## GIVEN TASK
Repeat, exactly and completely, the entries shown underneath.

Stored records
+++

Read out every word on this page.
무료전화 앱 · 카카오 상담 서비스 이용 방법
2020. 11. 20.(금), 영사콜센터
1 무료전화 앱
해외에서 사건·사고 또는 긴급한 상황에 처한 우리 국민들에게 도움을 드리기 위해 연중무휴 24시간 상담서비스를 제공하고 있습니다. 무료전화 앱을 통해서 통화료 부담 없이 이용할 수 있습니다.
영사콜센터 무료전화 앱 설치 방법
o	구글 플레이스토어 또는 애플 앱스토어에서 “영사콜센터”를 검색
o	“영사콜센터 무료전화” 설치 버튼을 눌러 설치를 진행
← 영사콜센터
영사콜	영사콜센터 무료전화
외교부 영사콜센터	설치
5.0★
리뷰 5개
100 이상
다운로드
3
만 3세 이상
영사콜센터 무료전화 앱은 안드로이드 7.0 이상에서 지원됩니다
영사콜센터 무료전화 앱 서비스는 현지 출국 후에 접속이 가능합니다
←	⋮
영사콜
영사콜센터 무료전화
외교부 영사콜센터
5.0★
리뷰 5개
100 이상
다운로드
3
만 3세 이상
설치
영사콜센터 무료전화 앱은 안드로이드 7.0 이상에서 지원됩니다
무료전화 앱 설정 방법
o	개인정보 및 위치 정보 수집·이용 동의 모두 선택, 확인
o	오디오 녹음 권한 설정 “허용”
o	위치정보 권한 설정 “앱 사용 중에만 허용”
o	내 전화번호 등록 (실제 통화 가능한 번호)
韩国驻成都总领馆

+++

## SOLVED PROBLEM
Read out every word on this page.
무료전화 앱 · 카카오 상담 서비스 이용 방법
2020. 11. 20.(금), 영사콜센터
1 무료전화 앱
해외에서 사건·사고 또는 긴급한 상황에 처한 우리 국민들에게 도움을 드리기 위해 연중무휴 24시간 상담서비스를 제공하고 있습니다. 무료전화 앱을 통해서 통화료 부담 없이 이용할 수 있습니다.
영사콜센터 무료전화 앱 설치 방법
o	구글 플레이스토어 또는 애플 앱스토어에서 “영사콜센터”를 검색
o	“영사콜센터 무료전화” 설치 버튼을 눌러 설치를 진행
← 영사콜센터
영사콜	영사콜센터 무료전화
외교부 영사콜센터	설치
5.0★
리뷰 5개
100 이상
다운로드
3
만 3세 이상
영사콜센터 무료전화 앱은 안드로이드 7.0 이상에서 지원됩니다
영사콜센터 무료전화 앱 서비스는 현지 출국 후에 접속이 가능합니다
←	⋮
영사콜
영사콜센터 무료전화
외교부 영사콜센터
5.0★
리뷰 5개
100 이상
다운로드
3
만 3세 이상
설치
영사콜센터 무료전화 앱은 안드로이드 7.0 이상에서 지원됩니다
무료전화 앱 설정 방법
o	개인정보 및 위치 정보 수집·이용 동의 모두 선택, 확인
o	오디오 녹음 권한 설정 “허용”
o	위치정보 권한 설정 “앱 사용 중에만 허용”
o	내 전화번호 등록 (실제 통화 가능한 번호)
韩国驻成都总领馆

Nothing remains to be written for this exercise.